**PROBLEM REQUIREMENTS**
Identify the lines that contain the string "time", then copy each of them.

--- start TASK DATA ---

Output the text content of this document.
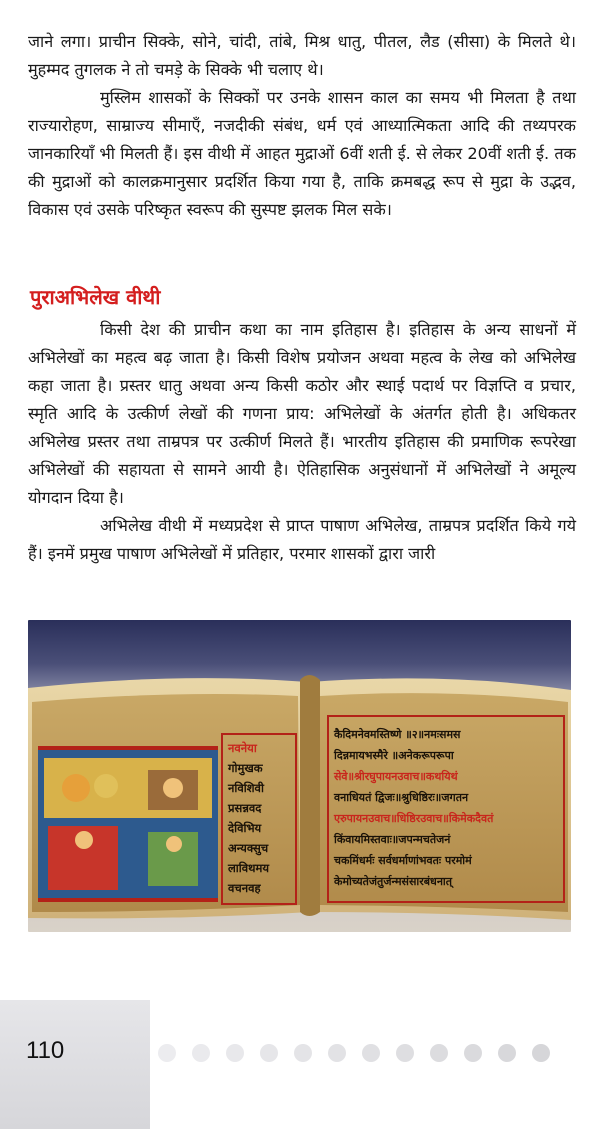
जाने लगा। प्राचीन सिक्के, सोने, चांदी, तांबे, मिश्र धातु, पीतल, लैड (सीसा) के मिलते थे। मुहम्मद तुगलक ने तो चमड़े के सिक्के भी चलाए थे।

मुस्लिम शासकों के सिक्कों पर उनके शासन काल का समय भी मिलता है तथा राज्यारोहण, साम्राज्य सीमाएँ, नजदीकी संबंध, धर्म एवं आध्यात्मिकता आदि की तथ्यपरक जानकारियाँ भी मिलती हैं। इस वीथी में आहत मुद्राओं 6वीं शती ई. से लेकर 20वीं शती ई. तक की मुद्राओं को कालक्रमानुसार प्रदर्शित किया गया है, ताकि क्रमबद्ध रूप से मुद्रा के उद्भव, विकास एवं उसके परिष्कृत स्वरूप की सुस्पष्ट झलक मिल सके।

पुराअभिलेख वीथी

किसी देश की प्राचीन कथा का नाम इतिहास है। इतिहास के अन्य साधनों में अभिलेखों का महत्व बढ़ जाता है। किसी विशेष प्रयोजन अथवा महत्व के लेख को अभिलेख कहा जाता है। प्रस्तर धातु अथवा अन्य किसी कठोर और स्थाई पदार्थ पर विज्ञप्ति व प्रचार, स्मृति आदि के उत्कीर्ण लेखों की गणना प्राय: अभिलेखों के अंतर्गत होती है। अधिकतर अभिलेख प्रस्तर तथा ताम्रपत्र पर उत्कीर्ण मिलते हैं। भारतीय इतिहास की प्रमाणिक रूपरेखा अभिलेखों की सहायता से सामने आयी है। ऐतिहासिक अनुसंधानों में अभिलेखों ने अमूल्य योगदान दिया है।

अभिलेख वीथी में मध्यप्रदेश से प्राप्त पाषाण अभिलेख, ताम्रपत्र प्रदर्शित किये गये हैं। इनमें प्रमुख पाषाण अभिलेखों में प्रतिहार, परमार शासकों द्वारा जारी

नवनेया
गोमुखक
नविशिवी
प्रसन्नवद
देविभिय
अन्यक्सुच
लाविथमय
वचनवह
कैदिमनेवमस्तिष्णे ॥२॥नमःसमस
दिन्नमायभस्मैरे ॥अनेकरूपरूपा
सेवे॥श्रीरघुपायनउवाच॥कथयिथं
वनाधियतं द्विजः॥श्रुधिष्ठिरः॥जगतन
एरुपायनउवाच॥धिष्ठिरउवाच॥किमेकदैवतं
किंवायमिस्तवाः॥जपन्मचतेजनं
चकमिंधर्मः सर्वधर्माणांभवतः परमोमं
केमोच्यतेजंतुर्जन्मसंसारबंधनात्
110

--- end TASK DATA ---
--- start TASK DATA ---

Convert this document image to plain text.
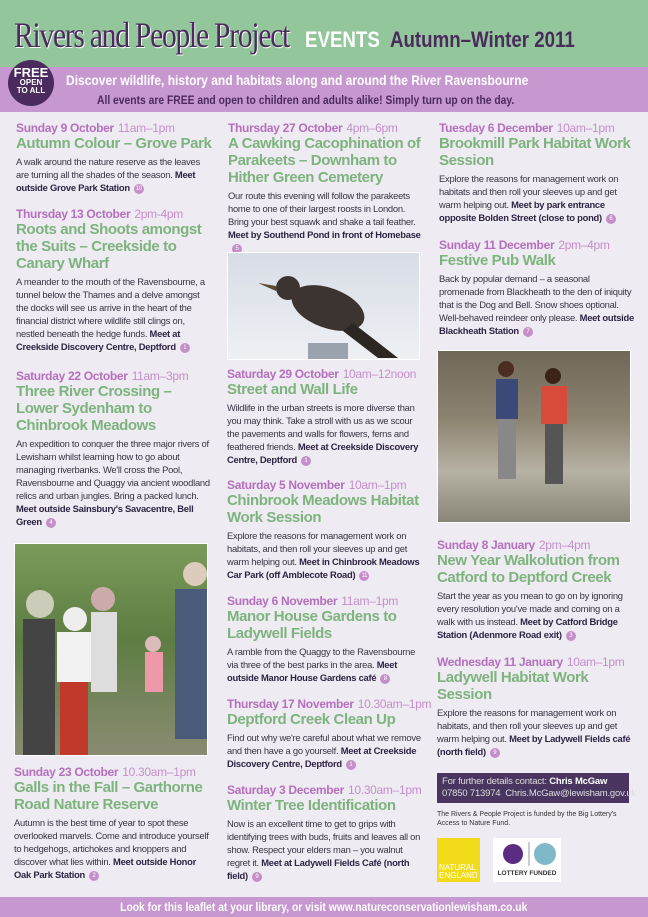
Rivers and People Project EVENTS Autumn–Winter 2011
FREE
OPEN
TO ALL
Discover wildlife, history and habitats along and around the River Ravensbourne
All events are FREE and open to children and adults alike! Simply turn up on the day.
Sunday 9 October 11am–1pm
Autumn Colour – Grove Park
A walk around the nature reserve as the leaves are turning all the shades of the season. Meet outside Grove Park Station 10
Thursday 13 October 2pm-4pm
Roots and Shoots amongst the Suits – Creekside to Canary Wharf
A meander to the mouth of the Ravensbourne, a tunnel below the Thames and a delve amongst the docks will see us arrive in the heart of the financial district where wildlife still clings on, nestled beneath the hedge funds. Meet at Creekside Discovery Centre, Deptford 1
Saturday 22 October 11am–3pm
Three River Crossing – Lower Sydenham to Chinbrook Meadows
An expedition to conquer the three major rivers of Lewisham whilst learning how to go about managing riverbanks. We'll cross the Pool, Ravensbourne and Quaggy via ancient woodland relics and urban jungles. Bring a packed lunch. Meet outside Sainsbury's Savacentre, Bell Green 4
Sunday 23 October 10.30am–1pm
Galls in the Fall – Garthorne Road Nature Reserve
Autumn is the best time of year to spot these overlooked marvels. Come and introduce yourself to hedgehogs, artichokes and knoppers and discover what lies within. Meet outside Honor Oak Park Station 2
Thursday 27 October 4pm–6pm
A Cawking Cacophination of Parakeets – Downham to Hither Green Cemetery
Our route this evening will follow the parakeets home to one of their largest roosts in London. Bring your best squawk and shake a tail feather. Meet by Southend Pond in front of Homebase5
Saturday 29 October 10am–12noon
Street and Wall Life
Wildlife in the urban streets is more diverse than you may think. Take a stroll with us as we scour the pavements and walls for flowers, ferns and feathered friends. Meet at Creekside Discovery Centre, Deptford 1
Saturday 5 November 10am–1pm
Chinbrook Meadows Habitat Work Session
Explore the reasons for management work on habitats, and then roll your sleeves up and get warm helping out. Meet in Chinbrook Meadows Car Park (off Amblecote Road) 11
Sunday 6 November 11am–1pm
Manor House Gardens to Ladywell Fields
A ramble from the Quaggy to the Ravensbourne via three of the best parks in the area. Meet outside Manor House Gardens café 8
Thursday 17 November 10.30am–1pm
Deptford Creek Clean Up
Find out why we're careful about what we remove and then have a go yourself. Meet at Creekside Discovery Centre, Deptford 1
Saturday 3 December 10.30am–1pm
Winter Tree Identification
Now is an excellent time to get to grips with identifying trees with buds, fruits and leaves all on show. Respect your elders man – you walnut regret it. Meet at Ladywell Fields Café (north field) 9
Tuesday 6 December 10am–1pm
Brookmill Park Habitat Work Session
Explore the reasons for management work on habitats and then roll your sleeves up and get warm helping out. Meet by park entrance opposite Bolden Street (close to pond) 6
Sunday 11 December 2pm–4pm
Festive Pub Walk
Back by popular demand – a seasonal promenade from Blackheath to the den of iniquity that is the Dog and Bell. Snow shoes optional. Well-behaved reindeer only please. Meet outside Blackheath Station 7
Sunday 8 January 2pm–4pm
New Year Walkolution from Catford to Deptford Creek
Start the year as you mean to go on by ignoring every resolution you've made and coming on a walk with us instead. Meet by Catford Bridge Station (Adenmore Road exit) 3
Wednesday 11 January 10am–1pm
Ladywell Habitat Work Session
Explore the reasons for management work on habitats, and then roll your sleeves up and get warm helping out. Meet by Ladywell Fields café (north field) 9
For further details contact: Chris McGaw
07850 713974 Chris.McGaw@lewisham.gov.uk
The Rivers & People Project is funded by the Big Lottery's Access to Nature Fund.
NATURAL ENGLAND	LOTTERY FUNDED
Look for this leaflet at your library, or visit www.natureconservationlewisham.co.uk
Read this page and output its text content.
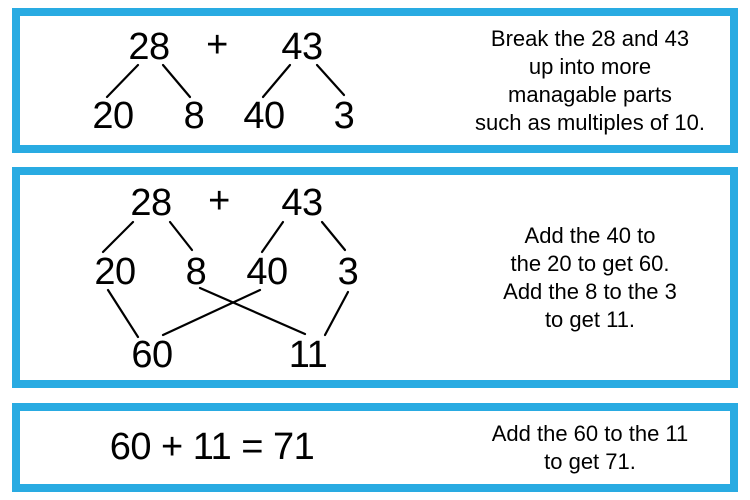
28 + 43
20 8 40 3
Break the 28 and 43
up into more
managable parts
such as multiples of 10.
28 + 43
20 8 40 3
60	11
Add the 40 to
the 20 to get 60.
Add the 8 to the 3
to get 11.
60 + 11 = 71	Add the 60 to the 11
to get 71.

--- end TASK DATA ---
--- start TASK DATA ---

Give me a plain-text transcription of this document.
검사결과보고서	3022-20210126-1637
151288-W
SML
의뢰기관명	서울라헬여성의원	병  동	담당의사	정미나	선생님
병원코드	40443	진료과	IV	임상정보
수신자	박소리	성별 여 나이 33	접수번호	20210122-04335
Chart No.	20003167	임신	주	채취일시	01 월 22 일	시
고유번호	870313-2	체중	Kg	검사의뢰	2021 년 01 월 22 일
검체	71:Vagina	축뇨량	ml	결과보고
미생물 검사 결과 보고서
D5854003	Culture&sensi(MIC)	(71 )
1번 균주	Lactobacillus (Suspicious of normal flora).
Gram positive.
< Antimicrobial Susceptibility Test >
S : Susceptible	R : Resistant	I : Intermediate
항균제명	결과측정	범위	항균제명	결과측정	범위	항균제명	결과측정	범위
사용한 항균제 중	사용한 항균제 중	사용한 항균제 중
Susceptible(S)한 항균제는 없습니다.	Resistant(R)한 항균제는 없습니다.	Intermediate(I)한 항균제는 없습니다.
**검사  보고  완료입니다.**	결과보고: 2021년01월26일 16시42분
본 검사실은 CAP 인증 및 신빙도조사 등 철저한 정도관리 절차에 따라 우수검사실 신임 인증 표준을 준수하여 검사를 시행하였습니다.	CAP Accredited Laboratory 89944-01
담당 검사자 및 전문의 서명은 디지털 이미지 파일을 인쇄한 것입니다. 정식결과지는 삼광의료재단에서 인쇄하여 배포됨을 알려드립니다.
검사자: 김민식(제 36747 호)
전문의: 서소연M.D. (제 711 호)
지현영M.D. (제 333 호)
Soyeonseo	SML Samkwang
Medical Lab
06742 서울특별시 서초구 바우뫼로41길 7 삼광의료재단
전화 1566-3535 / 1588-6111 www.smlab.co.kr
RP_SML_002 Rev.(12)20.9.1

--- end TASK DATA ---

**EXPECTED ANSWER**
Autumn is the best time of year to spot these overlooked marvels. Come and introduce yourself to hedgehogs, artichokes and knoppers and discover what lies within. Meet outside Honor Oak Park Station 2
Now is an excellent time to get to grips with identifying trees with buds, fruits and leaves all on show. Respect your elders man – you walnut regret it. Meet at Ladywell Fields Café (north field) 9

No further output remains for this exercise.